- The task
How many lines of the records below contain the word "name"? Answer with the number alone.

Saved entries
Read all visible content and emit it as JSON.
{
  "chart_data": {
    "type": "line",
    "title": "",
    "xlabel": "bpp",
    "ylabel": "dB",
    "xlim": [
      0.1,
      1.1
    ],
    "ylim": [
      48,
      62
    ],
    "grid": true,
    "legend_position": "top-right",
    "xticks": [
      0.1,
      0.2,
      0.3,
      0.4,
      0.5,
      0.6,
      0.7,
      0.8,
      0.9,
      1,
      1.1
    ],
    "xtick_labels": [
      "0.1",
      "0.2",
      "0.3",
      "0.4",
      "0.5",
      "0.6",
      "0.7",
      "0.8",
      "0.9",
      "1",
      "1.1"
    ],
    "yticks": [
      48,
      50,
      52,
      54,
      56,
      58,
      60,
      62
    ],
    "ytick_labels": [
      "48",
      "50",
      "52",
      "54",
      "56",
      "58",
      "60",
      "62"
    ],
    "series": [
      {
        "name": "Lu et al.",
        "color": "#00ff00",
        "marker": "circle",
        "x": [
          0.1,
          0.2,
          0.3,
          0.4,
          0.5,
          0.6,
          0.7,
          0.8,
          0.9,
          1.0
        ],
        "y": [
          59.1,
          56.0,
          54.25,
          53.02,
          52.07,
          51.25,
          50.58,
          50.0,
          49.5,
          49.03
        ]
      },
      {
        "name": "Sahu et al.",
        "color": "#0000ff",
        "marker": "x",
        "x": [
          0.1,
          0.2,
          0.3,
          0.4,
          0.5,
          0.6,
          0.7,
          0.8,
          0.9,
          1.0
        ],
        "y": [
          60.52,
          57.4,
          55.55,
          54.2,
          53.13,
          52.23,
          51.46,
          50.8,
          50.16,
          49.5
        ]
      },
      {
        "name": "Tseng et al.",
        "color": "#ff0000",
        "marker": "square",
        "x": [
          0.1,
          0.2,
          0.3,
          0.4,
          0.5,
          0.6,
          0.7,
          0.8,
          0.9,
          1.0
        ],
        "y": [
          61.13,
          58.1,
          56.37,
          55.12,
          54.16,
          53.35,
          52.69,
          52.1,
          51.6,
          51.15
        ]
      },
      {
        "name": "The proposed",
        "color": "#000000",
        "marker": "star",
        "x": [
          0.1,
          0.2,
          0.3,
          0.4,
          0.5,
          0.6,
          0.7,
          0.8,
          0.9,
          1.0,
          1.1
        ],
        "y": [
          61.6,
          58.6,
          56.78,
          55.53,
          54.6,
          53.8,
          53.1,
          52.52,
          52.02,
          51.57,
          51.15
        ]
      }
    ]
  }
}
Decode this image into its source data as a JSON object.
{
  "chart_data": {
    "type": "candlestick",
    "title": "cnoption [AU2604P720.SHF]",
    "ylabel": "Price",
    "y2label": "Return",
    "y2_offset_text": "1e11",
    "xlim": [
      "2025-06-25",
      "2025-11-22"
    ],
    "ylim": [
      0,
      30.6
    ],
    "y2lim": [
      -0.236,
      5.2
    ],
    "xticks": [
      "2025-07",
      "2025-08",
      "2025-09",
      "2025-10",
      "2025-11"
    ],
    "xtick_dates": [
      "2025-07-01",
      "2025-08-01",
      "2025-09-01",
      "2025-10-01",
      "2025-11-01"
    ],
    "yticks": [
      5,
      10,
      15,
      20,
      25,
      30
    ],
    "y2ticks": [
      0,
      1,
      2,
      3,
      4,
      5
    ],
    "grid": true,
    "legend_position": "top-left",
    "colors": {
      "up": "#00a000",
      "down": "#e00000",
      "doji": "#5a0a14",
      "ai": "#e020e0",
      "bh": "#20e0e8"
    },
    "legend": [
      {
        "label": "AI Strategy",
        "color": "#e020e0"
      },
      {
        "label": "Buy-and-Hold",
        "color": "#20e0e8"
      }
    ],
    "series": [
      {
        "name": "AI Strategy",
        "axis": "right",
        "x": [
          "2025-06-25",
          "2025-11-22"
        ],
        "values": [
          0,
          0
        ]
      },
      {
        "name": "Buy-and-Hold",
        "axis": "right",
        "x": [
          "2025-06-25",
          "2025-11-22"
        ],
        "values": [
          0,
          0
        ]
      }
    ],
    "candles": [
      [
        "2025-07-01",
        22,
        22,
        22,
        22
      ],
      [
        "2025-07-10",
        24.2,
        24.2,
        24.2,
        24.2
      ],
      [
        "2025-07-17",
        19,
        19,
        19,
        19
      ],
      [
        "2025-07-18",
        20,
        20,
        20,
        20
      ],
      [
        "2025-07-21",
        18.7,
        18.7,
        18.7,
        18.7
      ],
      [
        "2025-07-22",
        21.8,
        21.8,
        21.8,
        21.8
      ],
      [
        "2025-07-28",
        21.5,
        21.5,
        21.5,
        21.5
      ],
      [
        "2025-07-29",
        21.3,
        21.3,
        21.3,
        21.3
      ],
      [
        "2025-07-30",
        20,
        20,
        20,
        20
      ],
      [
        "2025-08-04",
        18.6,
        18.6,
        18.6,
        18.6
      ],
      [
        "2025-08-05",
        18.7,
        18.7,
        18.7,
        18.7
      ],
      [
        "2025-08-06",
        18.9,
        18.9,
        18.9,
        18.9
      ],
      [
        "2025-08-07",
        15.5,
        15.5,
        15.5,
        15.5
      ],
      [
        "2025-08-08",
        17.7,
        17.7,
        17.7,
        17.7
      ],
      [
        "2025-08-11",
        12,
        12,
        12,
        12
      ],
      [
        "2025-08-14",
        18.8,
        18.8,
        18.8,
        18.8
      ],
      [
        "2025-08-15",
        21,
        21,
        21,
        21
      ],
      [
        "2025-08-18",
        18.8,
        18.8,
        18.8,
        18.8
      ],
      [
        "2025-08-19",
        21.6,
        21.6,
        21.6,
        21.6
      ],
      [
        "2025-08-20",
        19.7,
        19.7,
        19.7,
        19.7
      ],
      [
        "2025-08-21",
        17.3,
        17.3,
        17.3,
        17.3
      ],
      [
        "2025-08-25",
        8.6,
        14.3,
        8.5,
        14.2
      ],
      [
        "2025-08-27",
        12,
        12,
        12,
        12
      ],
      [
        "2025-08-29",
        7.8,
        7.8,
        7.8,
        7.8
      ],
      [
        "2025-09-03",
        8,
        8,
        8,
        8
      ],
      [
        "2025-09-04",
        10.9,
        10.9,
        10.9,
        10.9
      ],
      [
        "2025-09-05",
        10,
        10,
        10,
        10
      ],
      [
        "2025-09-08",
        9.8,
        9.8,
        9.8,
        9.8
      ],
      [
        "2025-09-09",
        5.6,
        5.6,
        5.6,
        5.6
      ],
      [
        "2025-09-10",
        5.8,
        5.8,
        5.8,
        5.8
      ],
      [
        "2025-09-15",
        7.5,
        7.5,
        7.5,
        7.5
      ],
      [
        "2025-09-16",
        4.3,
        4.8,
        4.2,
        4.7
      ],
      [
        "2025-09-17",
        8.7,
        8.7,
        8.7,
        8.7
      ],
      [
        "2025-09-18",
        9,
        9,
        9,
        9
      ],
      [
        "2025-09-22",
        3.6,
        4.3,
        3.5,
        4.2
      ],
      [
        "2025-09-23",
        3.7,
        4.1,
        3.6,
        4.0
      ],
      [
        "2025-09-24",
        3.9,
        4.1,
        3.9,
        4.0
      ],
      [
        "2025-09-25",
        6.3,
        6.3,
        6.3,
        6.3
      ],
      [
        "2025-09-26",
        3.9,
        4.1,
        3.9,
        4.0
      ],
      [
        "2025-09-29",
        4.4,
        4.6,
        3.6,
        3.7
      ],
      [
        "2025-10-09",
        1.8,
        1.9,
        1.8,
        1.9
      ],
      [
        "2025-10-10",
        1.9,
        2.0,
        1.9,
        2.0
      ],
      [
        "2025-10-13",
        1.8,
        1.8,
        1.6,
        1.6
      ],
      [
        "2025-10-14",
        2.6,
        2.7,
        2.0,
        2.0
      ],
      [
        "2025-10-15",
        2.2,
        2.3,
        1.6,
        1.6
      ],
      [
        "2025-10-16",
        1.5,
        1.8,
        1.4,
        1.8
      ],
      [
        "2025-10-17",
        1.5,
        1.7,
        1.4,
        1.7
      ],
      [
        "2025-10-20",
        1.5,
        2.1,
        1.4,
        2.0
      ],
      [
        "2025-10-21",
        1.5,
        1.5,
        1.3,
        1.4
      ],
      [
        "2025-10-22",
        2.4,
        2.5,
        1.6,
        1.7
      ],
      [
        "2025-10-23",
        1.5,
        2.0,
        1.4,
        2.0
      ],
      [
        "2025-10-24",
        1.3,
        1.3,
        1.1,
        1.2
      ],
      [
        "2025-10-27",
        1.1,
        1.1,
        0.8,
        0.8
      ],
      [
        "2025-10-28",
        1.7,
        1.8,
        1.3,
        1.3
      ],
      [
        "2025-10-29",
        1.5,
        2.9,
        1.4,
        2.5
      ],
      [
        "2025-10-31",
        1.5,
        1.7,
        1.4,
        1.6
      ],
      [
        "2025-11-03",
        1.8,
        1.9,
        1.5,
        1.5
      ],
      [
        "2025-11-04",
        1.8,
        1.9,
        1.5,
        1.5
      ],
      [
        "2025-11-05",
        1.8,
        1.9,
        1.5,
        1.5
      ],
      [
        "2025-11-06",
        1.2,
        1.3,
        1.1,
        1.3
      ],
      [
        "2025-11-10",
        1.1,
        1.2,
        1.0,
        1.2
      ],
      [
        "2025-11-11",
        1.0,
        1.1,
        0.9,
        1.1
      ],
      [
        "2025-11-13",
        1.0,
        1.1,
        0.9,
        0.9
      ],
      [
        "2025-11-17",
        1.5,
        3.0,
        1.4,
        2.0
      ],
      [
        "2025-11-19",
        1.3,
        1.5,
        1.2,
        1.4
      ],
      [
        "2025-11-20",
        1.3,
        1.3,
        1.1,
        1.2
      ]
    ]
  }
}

- Complete output
6